(Collection entries)

┏━━

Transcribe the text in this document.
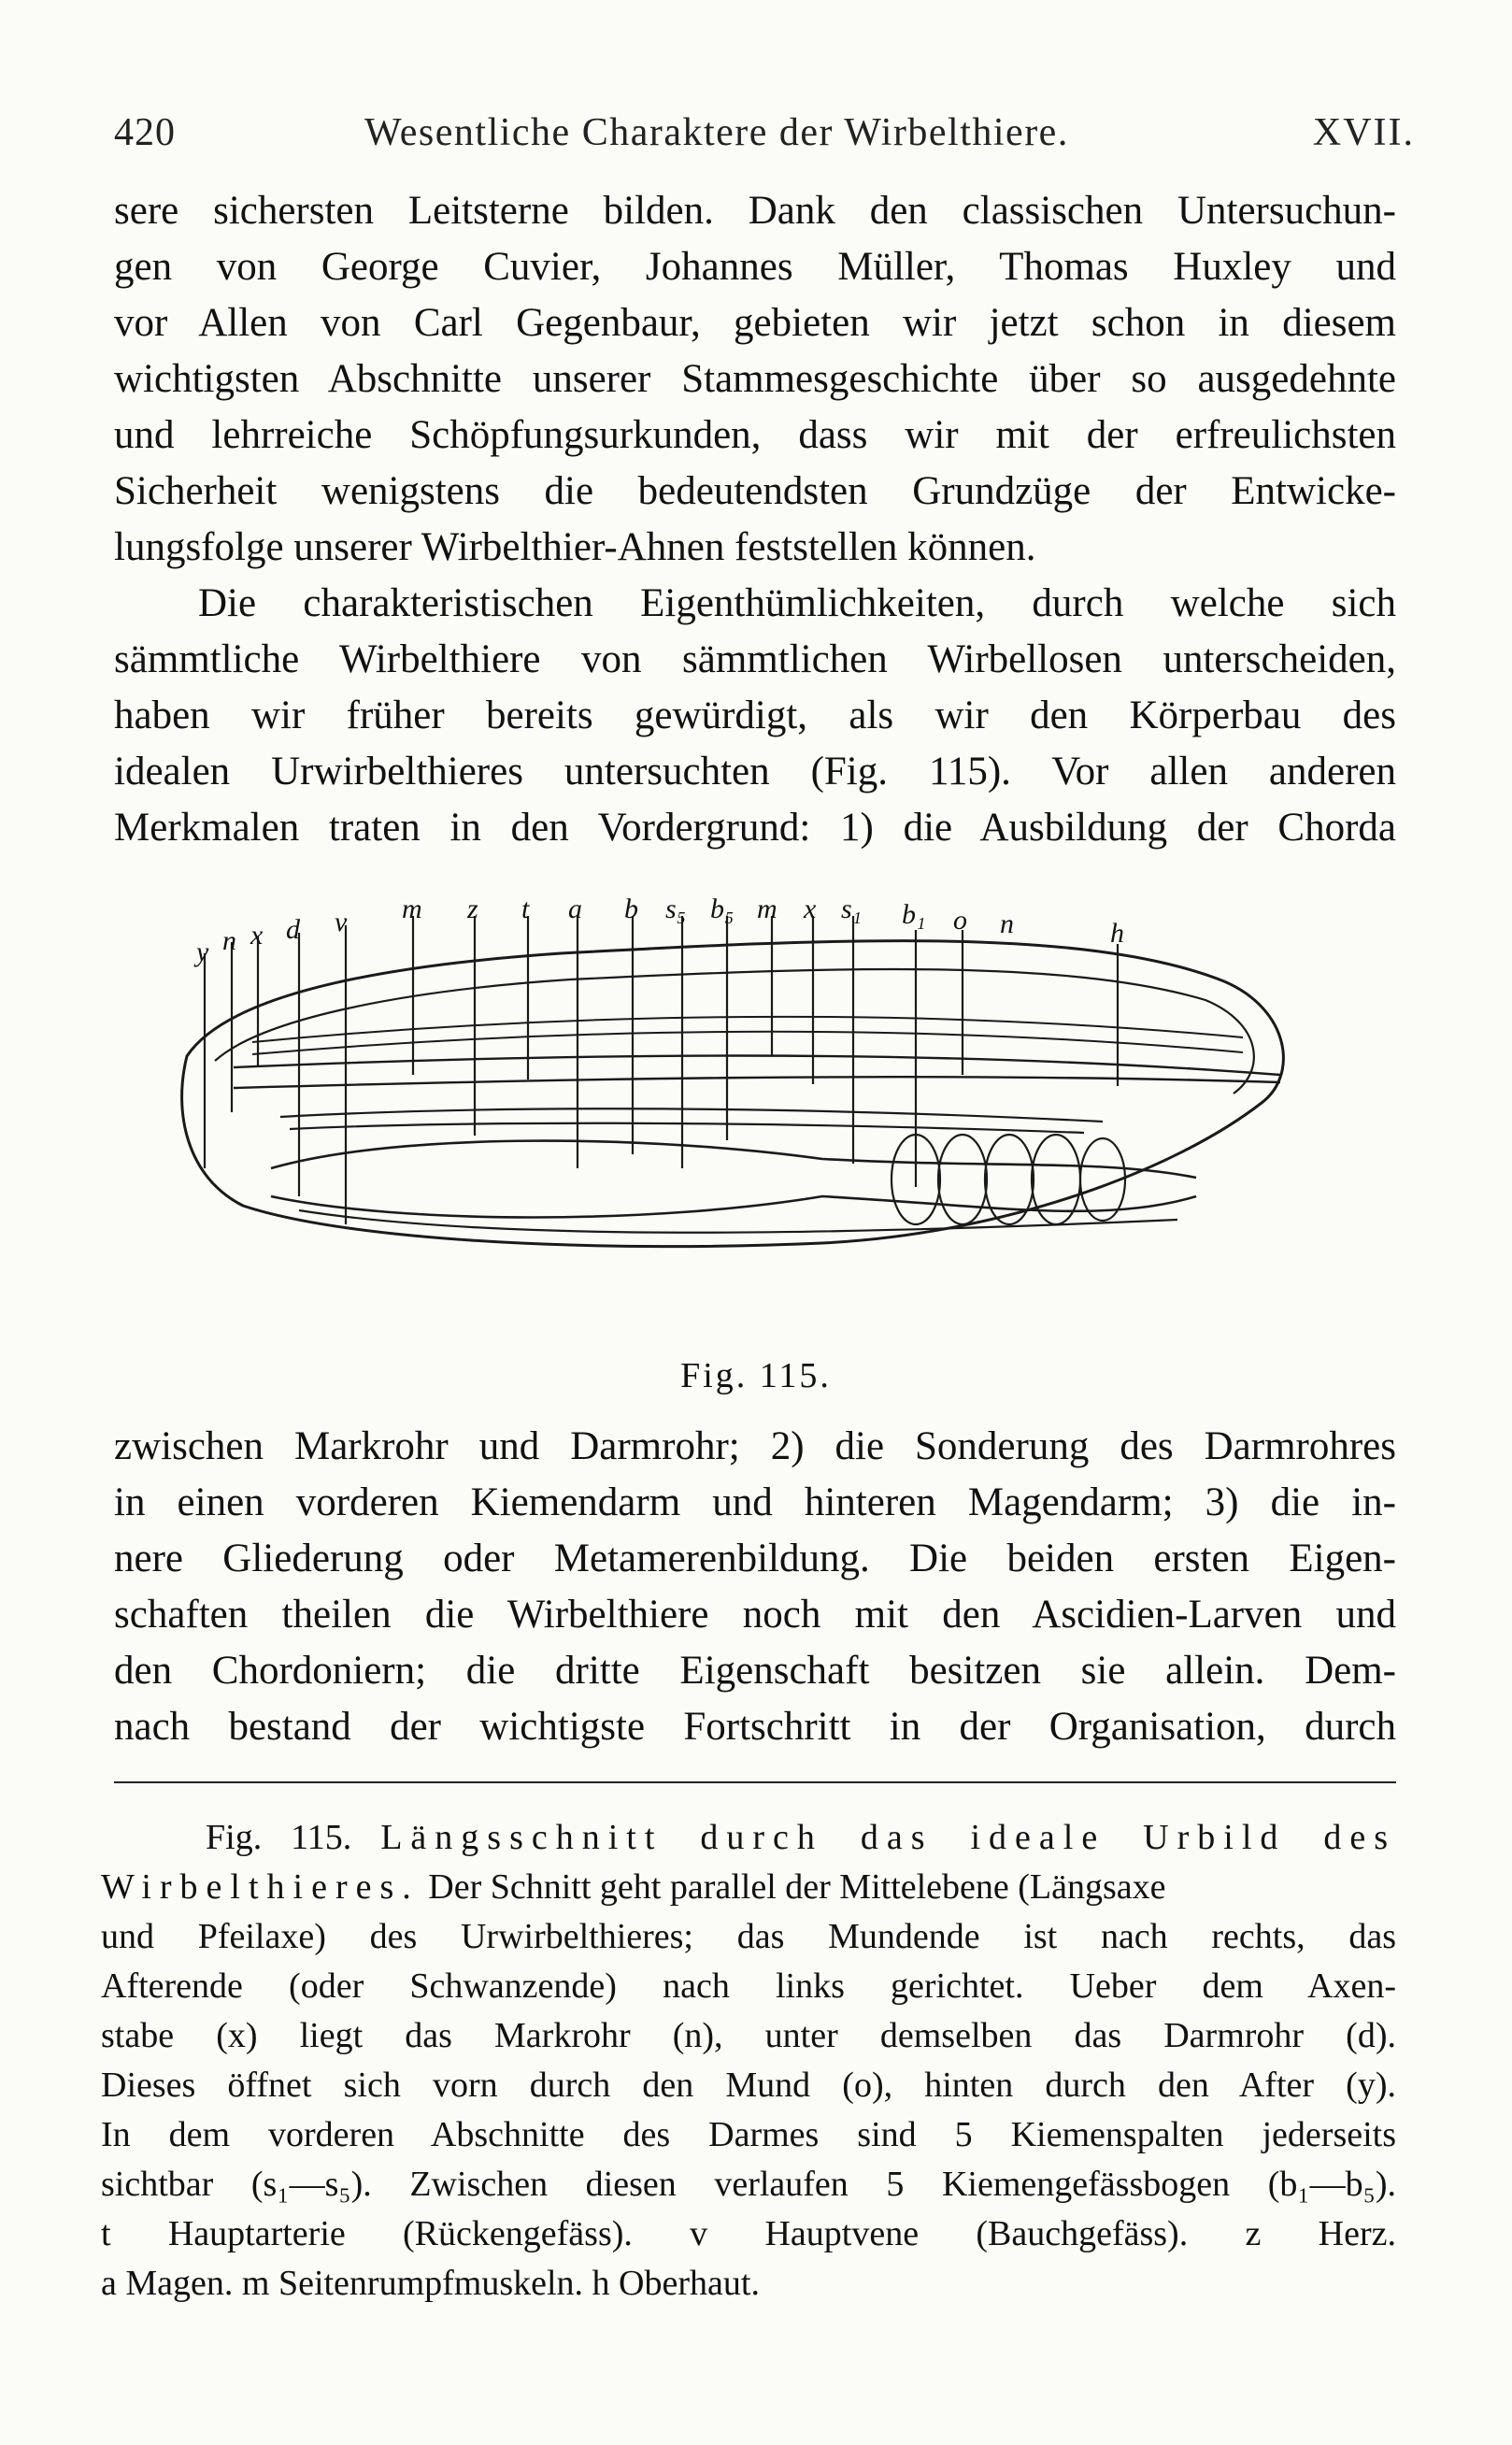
420	Wesentliche Charaktere der Wirbelthiere.	XVII.
sere sichersten Leitsterne bilden. Dank den classischen Untersuchun-
gen von George Cuvier, Johannes Müller, Thomas Huxley und
vor Allen von Carl Gegenbaur, gebieten wir jetzt schon in diesem
wichtigsten Abschnitte unserer Stammesgeschichte über so ausgedehnte
und lehrreiche Schöpfungsurkunden, dass wir mit der erfreulichsten
Sicherheit wenigstens die bedeutendsten Grundzüge der Entwicke-
lungsfolge unserer Wirbelthier-Ahnen feststellen können.
Die charakteristischen Eigenthümlichkeiten, durch welche sich
sämmtliche Wirbelthiere von sämmtlichen Wirbellosen unterscheiden,
haben wir früher bereits gewürdigt, als wir den Körperbau des
idealen Urwirbelthieres untersuchten (Fig. 115). Vor allen anderen
Merkmalen traten in den Vordergrund: 1) die Ausbildung der Chorda
y n x d v m z t a b s₅ b₅ m x s₁ b₁ o n	h
Fig. 115.
zwischen Markrohr und Darmrohr; 2) die Sonderung des Darmrohres
in einen vorderen Kiemendarm und hinteren Magendarm; 3) die in-
nere Gliederung oder Metamerenbildung. Die beiden ersten Eigen-
schaften theilen die Wirbelthiere noch mit den Ascidien-Larven und
den Chordoniern; die dritte Eigenschaft besitzen sie allein. Dem-
nach bestand der wichtigste Fortschritt in der Organisation, durch
Fig. 115. Längsschnitt durch das ideale Urbild des
Wirbelthieres. Der Schnitt geht parallel der Mittelebene (Längsaxe
und Pfeilaxe) des Urwirbelthieres; das Mundende ist nach rechts, das
Afterende (oder Schwanzende) nach links gerichtet. Ueber dem Axen-
stabe (x) liegt das Markrohr (n), unter demselben das Darmrohr (d).
Dieses öffnet sich vorn durch den Mund (o), hinten durch den After (y).
In dem vorderen Abschnitte des Darmes sind 5 Kiemenspalten jederseits
sichtbar (s₁—s₅). Zwischen diesen verlaufen 5 Kiemengefässbogen (b₁—b₅).
t Hauptarterie (Rückengefäss). v Hauptvene (Bauchgefäss). z Herz.
a Magen. m Seitenrumpfmuskeln. h Oberhaut.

┗━━

→ **What the exercise asks**
Copy every line above in which the string "Urwirbelthieres" shows up.

→ **Task solution**
idealen Urwirbelthieres untersuchten (Fig. 115). Vor allen anderen
und Pfeilaxe) des Urwirbelthieres; das Mundende ist nach rechts, das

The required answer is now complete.